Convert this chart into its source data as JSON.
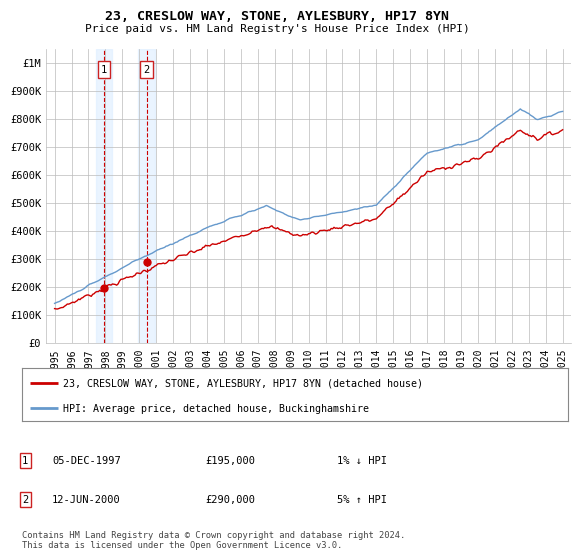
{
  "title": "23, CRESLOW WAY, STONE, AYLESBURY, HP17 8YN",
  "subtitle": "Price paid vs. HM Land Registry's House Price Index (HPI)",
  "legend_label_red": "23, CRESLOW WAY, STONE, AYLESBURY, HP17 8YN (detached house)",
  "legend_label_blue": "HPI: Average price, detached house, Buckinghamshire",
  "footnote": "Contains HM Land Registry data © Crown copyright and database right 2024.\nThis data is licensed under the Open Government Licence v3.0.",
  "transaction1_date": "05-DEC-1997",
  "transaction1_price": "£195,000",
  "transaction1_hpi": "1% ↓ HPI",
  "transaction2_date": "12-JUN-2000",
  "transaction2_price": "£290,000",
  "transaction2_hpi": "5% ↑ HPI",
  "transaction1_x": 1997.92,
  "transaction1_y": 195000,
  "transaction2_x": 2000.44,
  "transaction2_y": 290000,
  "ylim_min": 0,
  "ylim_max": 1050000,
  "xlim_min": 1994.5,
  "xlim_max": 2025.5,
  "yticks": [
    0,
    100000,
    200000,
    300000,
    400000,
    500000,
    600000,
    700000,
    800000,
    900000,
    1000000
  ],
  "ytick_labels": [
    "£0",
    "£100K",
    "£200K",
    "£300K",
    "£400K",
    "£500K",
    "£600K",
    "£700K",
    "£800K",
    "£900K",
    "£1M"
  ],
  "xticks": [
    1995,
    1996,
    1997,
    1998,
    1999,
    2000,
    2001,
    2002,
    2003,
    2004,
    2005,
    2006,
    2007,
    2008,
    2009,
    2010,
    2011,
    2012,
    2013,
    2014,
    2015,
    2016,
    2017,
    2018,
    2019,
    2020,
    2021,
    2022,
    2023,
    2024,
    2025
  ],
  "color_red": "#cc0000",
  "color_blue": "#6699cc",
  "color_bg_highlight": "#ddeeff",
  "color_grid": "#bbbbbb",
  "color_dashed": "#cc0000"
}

TASK DESCRIPTION: Copy all the entries word for word. Omit any pictures.

WORKED SOLUTION:
Convert this chart into its source data as JSON.
{
  "title": "23, CRESLOW WAY, STONE, AYLESBURY, HP17 8YN",
  "subtitle": "Price paid vs. HM Land Registry's House Price Index (HPI)",
  "legend_label_red": "23, CRESLOW WAY, STONE, AYLESBURY, HP17 8YN (detached house)",
  "legend_label_blue": "HPI: Average price, detached house, Buckinghamshire",
  "footnote": "Contains HM Land Registry data © Crown copyright and database right 2024.\nThis data is licensed under the Open Government Licence v3.0.",
  "transaction1_date": "05-DEC-1997",
  "transaction1_price": "£195,000",
  "transaction1_hpi": "1% ↓ HPI",
  "transaction2_date": "12-JUN-2000",
  "transaction2_price": "£290,000",
  "transaction2_hpi": "5% ↑ HPI",
  "transaction1_x": 1997.92,
  "transaction1_y": 195000,
  "transaction2_x": 2000.44,
  "transaction2_y": 290000,
  "ylim_min": 0,
  "ylim_max": 1050000,
  "xlim_min": 1994.5,
  "xlim_max": 2025.5,
  "yticks": [
    0,
    100000,
    200000,
    300000,
    400000,
    500000,
    600000,
    700000,
    800000,
    900000,
    1000000
  ],
  "ytick_labels": [
    "£0",
    "£100K",
    "£200K",
    "£300K",
    "£400K",
    "£500K",
    "£600K",
    "£700K",
    "£800K",
    "£900K",
    "£1M"
  ],
  "xticks": [
    1995,
    1996,
    1997,
    1998,
    1999,
    2000,
    2001,
    2002,
    2003,
    2004,
    2005,
    2006,
    2007,
    2008,
    2009,
    2010,
    2011,
    2012,
    2013,
    2014,
    2015,
    2016,
    2017,
    2018,
    2019,
    2020,
    2021,
    2022,
    2023,
    2024,
    2025
  ],
  "color_red": "#cc0000",
  "color_blue": "#6699cc",
  "color_bg_highlight": "#ddeeff",
  "color_grid": "#bbbbbb",
  "color_dashed": "#cc0000"
}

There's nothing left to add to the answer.